### [CHALLENGE]
Check each line of the material. Copy those containing "Antal".

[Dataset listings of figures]
——————

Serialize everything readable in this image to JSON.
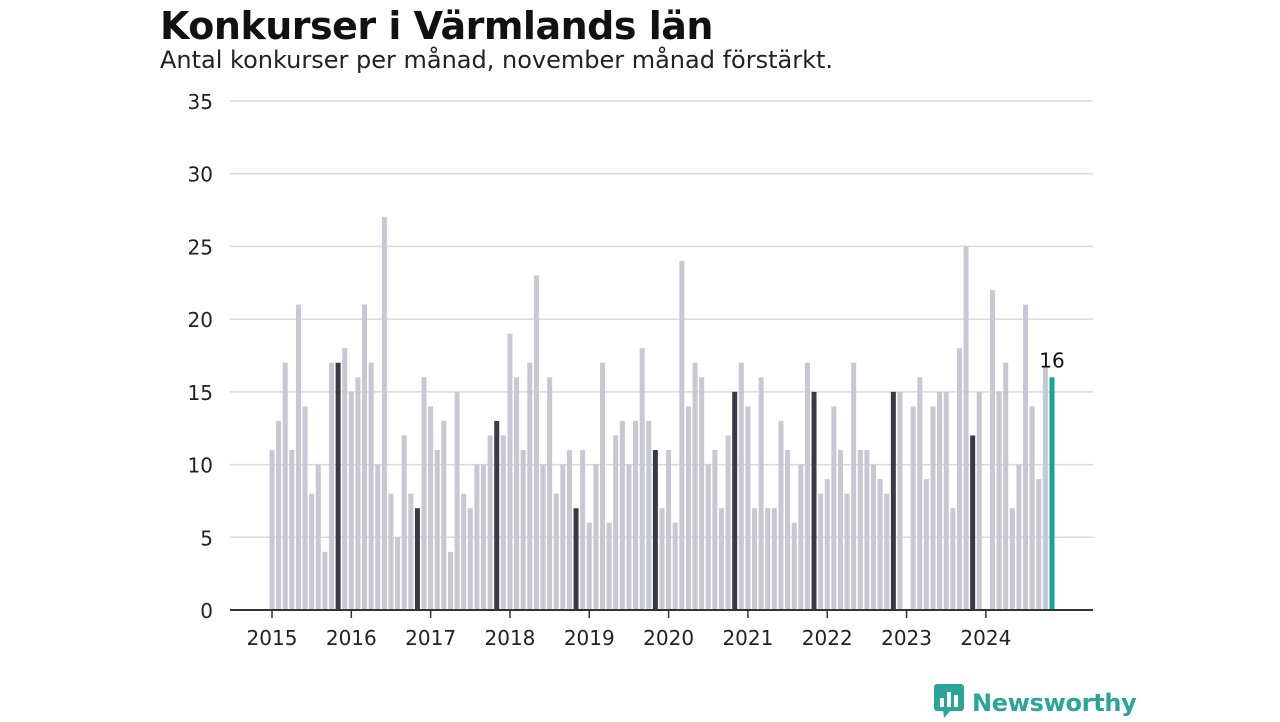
{
  "header": {
    "title": "Konkurser i Värmlands län",
    "subtitle": "Antal konkurser per månad, november månad förstärkt."
  },
  "brand": {
    "name": "Newsworthy",
    "icon": "bar-chart-speech-bubble-icon"
  },
  "colors": {
    "bar": "#c8c7d3",
    "highlight": "#3a3946",
    "latest": "#14a59a",
    "grid": "#d9d9d9",
    "axis": "#333333",
    "brand": "#2ba59a"
  },
  "chart_data": {
    "type": "bar",
    "title": "Konkurser i Värmlands län",
    "subtitle": "Antal konkurser per månad, november månad förstärkt.",
    "xlabel": "",
    "ylabel": "",
    "ylim": [
      0,
      35
    ],
    "yticks": [
      0,
      5,
      10,
      15,
      20,
      25,
      30,
      35
    ],
    "xtick_labels": [
      "2015",
      "2016",
      "2017",
      "2018",
      "2019",
      "2020",
      "2021",
      "2022",
      "2023",
      "2024"
    ],
    "grid": true,
    "start_month": "2015-01",
    "end_month": "2024-11",
    "highlight": "november",
    "last_value_label": "16",
    "values": [
      11,
      13,
      17,
      11,
      21,
      14,
      8,
      10,
      4,
      17,
      17,
      18,
      15,
      16,
      21,
      17,
      10,
      27,
      8,
      5,
      12,
      8,
      7,
      16,
      14,
      11,
      13,
      4,
      15,
      8,
      7,
      10,
      10,
      12,
      13,
      12,
      19,
      16,
      11,
      17,
      23,
      10,
      16,
      8,
      10,
      11,
      7,
      11,
      6,
      10,
      17,
      6,
      12,
      13,
      10,
      13,
      18,
      13,
      11,
      7,
      11,
      6,
      24,
      14,
      17,
      16,
      10,
      11,
      7,
      12,
      15,
      17,
      14,
      7,
      16,
      7,
      7,
      13,
      11,
      6,
      10,
      17,
      15,
      8,
      9,
      14,
      11,
      8,
      17,
      11,
      11,
      10,
      9,
      8,
      15,
      15,
      0,
      14,
      16,
      9,
      14,
      15,
      15,
      7,
      18,
      25,
      12,
      15,
      0,
      22,
      15,
      17,
      7,
      10,
      21,
      14,
      9,
      16.7,
      16
    ]
  }
}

——————

### [COMPLETED EXERCISE]
    "subtitle": "Antal konkurser per månad, november månad förstärkt."
    "subtitle": "Antal konkurser per månad, november månad förstärkt.",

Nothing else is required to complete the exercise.